** Begin **
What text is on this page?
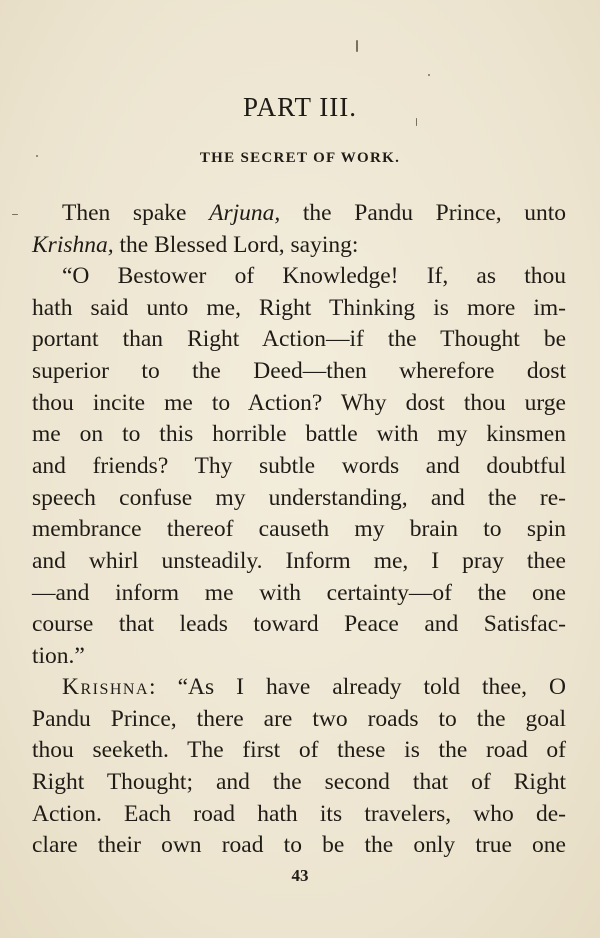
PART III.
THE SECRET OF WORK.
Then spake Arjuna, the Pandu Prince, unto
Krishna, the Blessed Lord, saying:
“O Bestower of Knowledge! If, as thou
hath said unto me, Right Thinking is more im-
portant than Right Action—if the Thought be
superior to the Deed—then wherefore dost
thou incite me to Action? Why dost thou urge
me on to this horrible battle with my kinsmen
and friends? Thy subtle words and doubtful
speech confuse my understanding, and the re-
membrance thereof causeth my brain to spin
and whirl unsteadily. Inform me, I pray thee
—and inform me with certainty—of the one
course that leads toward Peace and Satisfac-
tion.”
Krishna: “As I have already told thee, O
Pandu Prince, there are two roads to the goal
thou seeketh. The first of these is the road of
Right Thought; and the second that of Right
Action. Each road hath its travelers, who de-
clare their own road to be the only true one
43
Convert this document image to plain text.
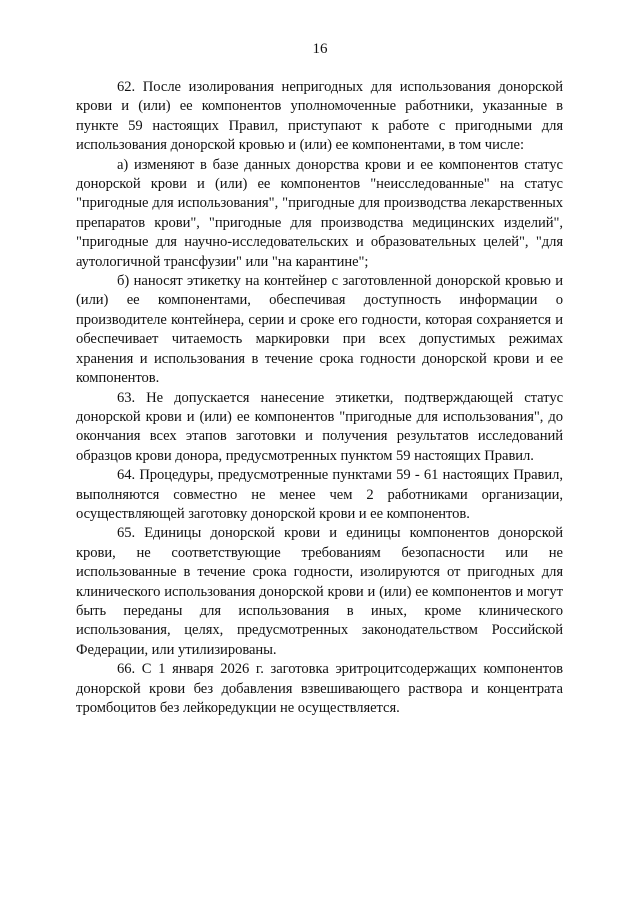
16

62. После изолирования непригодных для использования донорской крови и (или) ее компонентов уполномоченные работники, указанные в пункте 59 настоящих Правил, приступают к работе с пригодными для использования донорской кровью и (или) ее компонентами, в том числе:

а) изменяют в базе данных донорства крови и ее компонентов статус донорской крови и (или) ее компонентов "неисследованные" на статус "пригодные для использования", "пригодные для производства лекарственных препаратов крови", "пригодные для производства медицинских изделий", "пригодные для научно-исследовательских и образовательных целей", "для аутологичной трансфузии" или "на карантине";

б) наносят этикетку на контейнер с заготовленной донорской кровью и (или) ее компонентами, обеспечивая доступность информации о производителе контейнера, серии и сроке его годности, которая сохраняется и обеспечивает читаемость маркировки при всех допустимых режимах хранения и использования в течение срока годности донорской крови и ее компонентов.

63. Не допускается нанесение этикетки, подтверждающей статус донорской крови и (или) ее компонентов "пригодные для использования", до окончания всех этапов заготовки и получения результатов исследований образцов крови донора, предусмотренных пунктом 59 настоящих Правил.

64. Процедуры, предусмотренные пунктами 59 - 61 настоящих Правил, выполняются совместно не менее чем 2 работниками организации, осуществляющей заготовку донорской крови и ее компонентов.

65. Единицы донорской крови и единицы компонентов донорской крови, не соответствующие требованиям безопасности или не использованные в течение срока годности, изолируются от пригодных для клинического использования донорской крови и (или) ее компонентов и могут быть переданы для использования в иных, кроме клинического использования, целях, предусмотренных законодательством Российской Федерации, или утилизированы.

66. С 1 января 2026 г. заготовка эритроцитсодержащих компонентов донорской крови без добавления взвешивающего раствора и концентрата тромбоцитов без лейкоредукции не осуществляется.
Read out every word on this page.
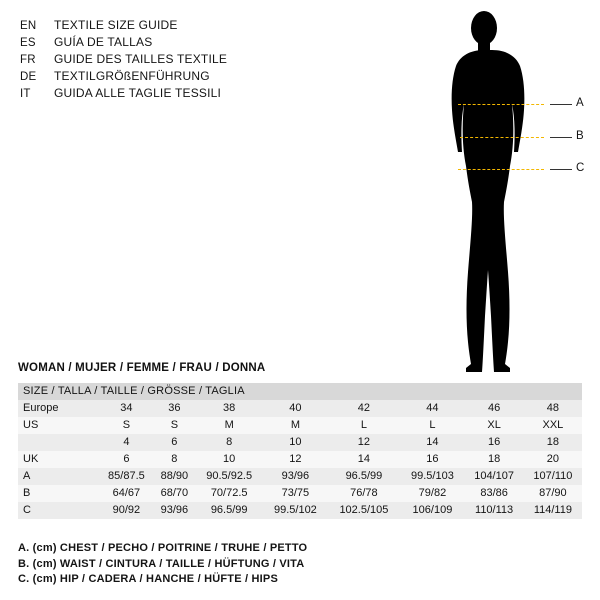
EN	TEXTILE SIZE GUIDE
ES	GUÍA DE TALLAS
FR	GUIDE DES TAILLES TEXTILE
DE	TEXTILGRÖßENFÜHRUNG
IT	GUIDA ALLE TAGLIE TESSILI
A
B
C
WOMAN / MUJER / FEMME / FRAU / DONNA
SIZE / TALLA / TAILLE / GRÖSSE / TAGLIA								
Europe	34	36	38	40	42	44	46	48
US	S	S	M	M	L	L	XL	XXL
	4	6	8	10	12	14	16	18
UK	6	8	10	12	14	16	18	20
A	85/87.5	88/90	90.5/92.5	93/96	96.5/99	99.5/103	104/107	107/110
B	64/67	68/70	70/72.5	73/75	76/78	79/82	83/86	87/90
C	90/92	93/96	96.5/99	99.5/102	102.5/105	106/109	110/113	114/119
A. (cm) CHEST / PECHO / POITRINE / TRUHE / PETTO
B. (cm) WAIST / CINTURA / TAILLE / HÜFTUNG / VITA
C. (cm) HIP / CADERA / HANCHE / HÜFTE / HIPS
** End **
[STATED EXERCISE]: Pictures in the records above are left out; print everything else exactly as written.

[TASK RESPONSE]:
What text is on this page?
PART III.
THE SECRET OF WORK.
Then spake Arjuna, the Pandu Prince, unto
Krishna, the Blessed Lord, saying:
“O Bestower of Knowledge! If, as thou
hath said unto me, Right Thinking is more im-
portant than Right Action—if the Thought be
superior to the Deed—then wherefore dost
thou incite me to Action? Why dost thou urge
me on to this horrible battle with my kinsmen
and friends? Thy subtle words and doubtful
speech confuse my understanding, and the re-
membrance thereof causeth my brain to spin
and whirl unsteadily. Inform me, I pray thee
—and inform me with certainty—of the one
course that leads toward Peace and Satisfac-
tion.”
Krishna: “As I have already told thee, O
Pandu Prince, there are two roads to the goal
thou seeketh. The first of these is the road of
Right Thought; and the second that of Right
Action. Each road hath its travelers, who de-
clare their own road to be the only true one
43
Convert this document image to plain text.
16

62. После изолирования непригодных для использования донорской крови и (или) ее компонентов уполномоченные работники, указанные в пункте 59 настоящих Правил, приступают к работе с пригодными для использования донорской кровью и (или) ее компонентами, в том числе:

а) изменяют в базе данных донорства крови и ее компонентов статус донорской крови и (или) ее компонентов "неисследованные" на статус "пригодные для использования", "пригодные для производства лекарственных препаратов крови", "пригодные для производства медицинских изделий", "пригодные для научно-исследовательских и образовательных целей", "для аутологичной трансфузии" или "на карантине";

б) наносят этикетку на контейнер с заготовленной донорской кровью и (или) ее компонентами, обеспечивая доступность информации о производителе контейнера, серии и сроке его годности, которая сохраняется и обеспечивает читаемость маркировки при всех допустимых режимах хранения и использования в течение срока годности донорской крови и ее компонентов.

63. Не допускается нанесение этикетки, подтверждающей статус донорской крови и (или) ее компонентов "пригодные для использования", до окончания всех этапов заготовки и получения результатов исследований образцов крови донора, предусмотренных пунктом 59 настоящих Правил.

64. Процедуры, предусмотренные пунктами 59 - 61 настоящих Правил, выполняются совместно не менее чем 2 работниками организации, осуществляющей заготовку донорской крови и ее компонентов.

65. Единицы донорской крови и единицы компонентов донорской крови, не соответствующие требованиям безопасности или не использованные в течение срока годности, изолируются от пригодных для клинического использования донорской крови и (или) ее компонентов и могут быть переданы для использования в иных, кроме клинического использования, целях, предусмотренных законодательством Российской Федерации, или утилизированы.

66. С 1 января 2026 г. заготовка эритроцитсодержащих компонентов донорской крови без добавления взвешивающего раствора и концентрата тромбоцитов без лейкоредукции не осуществляется.
Read out every word on this page.
EN	TEXTILE SIZE GUIDE
ES	GUÍA DE TALLAS
FR	GUIDE DES TAILLES TEXTILE
DE	TEXTILGRÖßENFÜHRUNG
IT	GUIDA ALLE TAGLIE TESSILI
A
B
C
WOMAN / MUJER / FEMME / FRAU / DONNA
SIZE / TALLA / TAILLE / GRÖSSE / TAGLIA								
Europe	34	36	38	40	42	44	46	48
US	S	S	M	M	L	L	XL	XXL
	4	6	8	10	12	14	16	18
UK	6	8	10	12	14	16	18	20
A	85/87.5	88/90	90.5/92.5	93/96	96.5/99	99.5/103	104/107	107/110
B	64/67	68/70	70/72.5	73/75	76/78	79/82	83/86	87/90
C	90/92	93/96	96.5/99	99.5/102	102.5/105	106/109	110/113	114/119
A. (cm) CHEST / PECHO / POITRINE / TRUHE / PETTO
B. (cm) WAIST / CINTURA / TAILLE / HÜFTUNG / VITA
C. (cm) HIP / CADERA / HANCHE / HÜFTE / HIPS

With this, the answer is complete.